◆ Exercise brief
Will you write out the data exactly, excluding every picture?

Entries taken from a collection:
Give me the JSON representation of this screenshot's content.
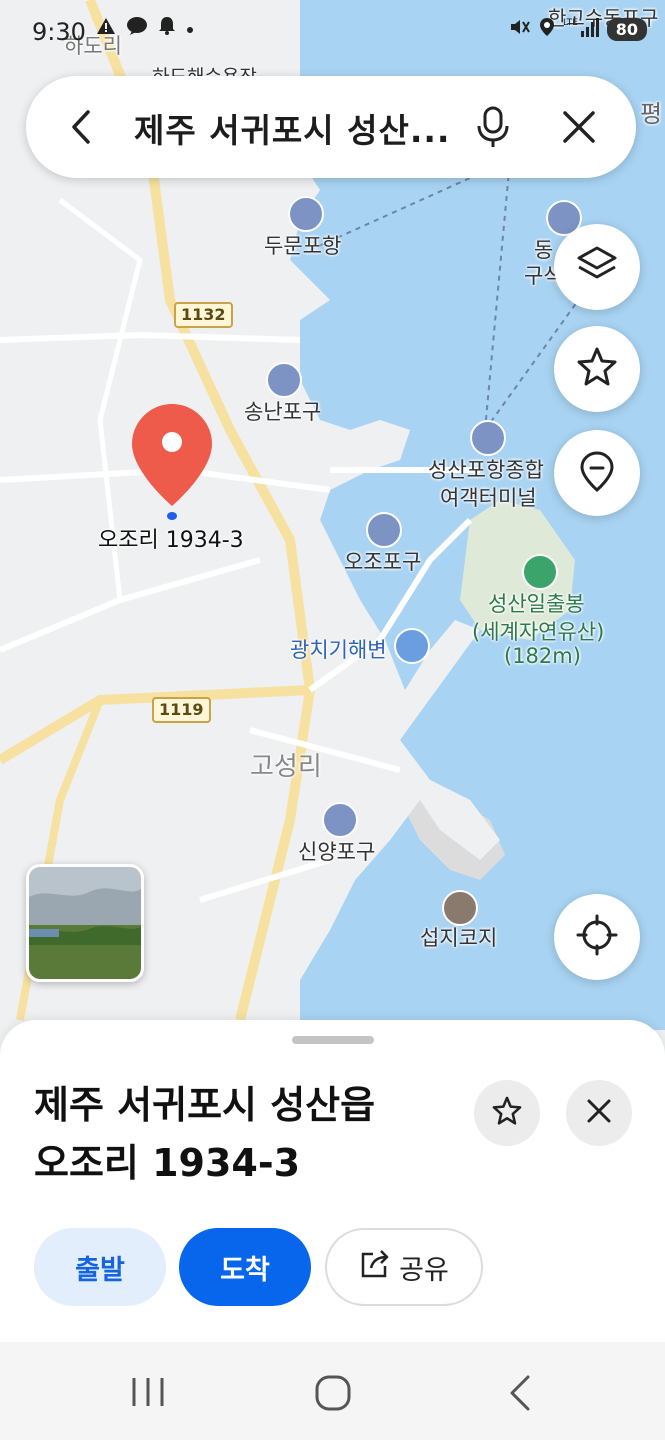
{
  "status_bar": {
    "time": "9:30",
    "battery": "80",
    "notification_icons": [
      "warning-icon",
      "talk-icon",
      "bell-icon",
      "dot-icon"
    ],
    "system_icons": [
      "mute-icon",
      "location-icon",
      "lte-signal-icon"
    ]
  },
  "search": {
    "query": "제주 서귀포시 성산..."
  },
  "map": {
    "place_labels": {
      "ojori_top": "하도리",
      "haedong": "하도해수욕장",
      "dumun": "두문포항",
      "dong_a": "동",
      "dong_b": "구석",
      "songnan": "송난포구",
      "seongsan_a": "성산포항종합",
      "seongsan_b": "여객터미널",
      "ojo_port": "오조포구",
      "ilchulbong_a": "성산일출봉",
      "ilchulbong_b": "(세계자연유산)",
      "ilchulbong_c": "(182m)",
      "gwangchigi": "광치기해변",
      "goseong": "고성리",
      "sinyang": "신양포구",
      "seopjikoji": "섭지코지",
      "top_right": "한고수동포구",
      "edge_pyeong": "평"
    },
    "road_tags": {
      "r1132": "1132",
      "r1119": "1119"
    },
    "pin_label": "오조리 1934-3",
    "accent_color": "#ef5b4a",
    "water_color": "#a8d3f2",
    "land_color": "#eef0f2"
  },
  "sheet": {
    "title_line1": "제주 서귀포시 성산읍",
    "title_line2": "오조리 1934-3",
    "depart_label": "출발",
    "arrive_label": "도착",
    "share_label": "공유",
    "primary_color": "#0766ec"
  }
}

◆ Result for this task
Give me the JSON representation of this screenshot's content.
{
  "status_bar": {
    "time": "9:30",
    "battery": "80",
    "notification_icons": [
      "warning-icon",
      "talk-icon",
      "bell-icon",
      "dot-icon"
    ],
    "system_icons": [
      "mute-icon",
      "location-icon",
      "lte-signal-icon"
    ]
  },
  "search": {
    "query": "제주 서귀포시 성산..."
  },
  "map": {
    "place_labels": {
      "ojori_top": "하도리",
      "haedong": "하도해수욕장",
      "dumun": "두문포항",
      "dong_a": "동",
      "dong_b": "구석",
      "songnan": "송난포구",
      "seongsan_a": "성산포항종합",
      "seongsan_b": "여객터미널",
      "ojo_port": "오조포구",
      "ilchulbong_a": "성산일출봉",
      "ilchulbong_b": "(세계자연유산)",
      "ilchulbong_c": "(182m)",
      "gwangchigi": "광치기해변",
      "goseong": "고성리",
      "sinyang": "신양포구",
      "seopjikoji": "섭지코지",
      "top_right": "한고수동포구",
      "edge_pyeong": "평"
    },
    "road_tags": {
      "r1132": "1132",
      "r1119": "1119"
    },
    "pin_label": "오조리 1934-3",
    "accent_color": "#ef5b4a",
    "water_color": "#a8d3f2",
    "land_color": "#eef0f2"
  },
  "sheet": {
    "title_line1": "제주 서귀포시 성산읍",
    "title_line2": "오조리 1934-3",
    "depart_label": "출발",
    "arrive_label": "도착",
    "share_label": "공유",
    "primary_color": "#0766ec"
  }
}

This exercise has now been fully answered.